▶ **Set task**
Extract all of the data and reproduce it precisely.

>> begin Task input

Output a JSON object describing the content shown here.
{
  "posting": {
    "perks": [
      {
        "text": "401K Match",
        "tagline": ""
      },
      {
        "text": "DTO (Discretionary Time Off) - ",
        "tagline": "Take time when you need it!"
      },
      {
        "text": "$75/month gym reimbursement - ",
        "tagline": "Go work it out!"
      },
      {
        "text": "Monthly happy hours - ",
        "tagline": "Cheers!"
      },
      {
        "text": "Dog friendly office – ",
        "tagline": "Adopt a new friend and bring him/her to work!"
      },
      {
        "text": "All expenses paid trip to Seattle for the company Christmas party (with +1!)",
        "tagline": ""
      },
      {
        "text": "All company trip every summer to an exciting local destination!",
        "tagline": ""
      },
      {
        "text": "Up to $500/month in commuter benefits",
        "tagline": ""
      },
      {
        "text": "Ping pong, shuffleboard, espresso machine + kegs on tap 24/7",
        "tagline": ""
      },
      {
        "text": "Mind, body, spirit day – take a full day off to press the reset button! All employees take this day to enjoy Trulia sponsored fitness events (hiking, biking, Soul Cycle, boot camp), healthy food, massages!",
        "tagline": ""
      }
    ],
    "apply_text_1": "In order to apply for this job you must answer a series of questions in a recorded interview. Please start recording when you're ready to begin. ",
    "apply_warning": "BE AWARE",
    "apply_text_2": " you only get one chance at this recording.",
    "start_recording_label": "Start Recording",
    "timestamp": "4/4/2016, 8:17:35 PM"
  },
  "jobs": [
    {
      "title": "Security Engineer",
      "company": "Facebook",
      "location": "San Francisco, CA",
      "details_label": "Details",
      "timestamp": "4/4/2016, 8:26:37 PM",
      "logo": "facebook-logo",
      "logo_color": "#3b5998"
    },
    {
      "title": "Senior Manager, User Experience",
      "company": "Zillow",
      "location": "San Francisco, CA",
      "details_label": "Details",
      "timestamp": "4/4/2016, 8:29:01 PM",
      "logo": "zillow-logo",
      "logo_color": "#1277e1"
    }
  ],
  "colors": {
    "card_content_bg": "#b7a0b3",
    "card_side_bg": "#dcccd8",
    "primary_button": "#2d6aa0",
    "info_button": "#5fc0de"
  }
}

>> end Task input

▶ **Completed task**
Output a JSON object describing the content shown here.
{
  "posting": {
    "perks": [
      {
        "text": "401K Match",
        "tagline": ""
      },
      {
        "text": "DTO (Discretionary Time Off) - ",
        "tagline": "Take time when you need it!"
      },
      {
        "text": "$75/month gym reimbursement - ",
        "tagline": "Go work it out!"
      },
      {
        "text": "Monthly happy hours - ",
        "tagline": "Cheers!"
      },
      {
        "text": "Dog friendly office – ",
        "tagline": "Adopt a new friend and bring him/her to work!"
      },
      {
        "text": "All expenses paid trip to Seattle for the company Christmas party (with +1!)",
        "tagline": ""
      },
      {
        "text": "All company trip every summer to an exciting local destination!",
        "tagline": ""
      },
      {
        "text": "Up to $500/month in commuter benefits",
        "tagline": ""
      },
      {
        "text": "Ping pong, shuffleboard, espresso machine + kegs on tap 24/7",
        "tagline": ""
      },
      {
        "text": "Mind, body, spirit day – take a full day off to press the reset button! All employees take this day to enjoy Trulia sponsored fitness events (hiking, biking, Soul Cycle, boot camp), healthy food, massages!",
        "tagline": ""
      }
    ],
    "apply_text_1": "In order to apply for this job you must answer a series of questions in a recorded interview. Please start recording when you're ready to begin. ",
    "apply_warning": "BE AWARE",
    "apply_text_2": " you only get one chance at this recording.",
    "start_recording_label": "Start Recording",
    "timestamp": "4/4/2016, 8:17:35 PM"
  },
  "jobs": [
    {
      "title": "Security Engineer",
      "company": "Facebook",
      "location": "San Francisco, CA",
      "details_label": "Details",
      "timestamp": "4/4/2016, 8:26:37 PM",
      "logo": "facebook-logo",
      "logo_color": "#3b5998"
    },
    {
      "title": "Senior Manager, User Experience",
      "company": "Zillow",
      "location": "San Francisco, CA",
      "details_label": "Details",
      "timestamp": "4/4/2016, 8:29:01 PM",
      "logo": "zillow-logo",
      "logo_color": "#1277e1"
    }
  ],
  "colors": {
    "card_content_bg": "#b7a0b3",
    "card_side_bg": "#dcccd8",
    "primary_button": "#2d6aa0",
    "info_button": "#5fc0de"
  }
}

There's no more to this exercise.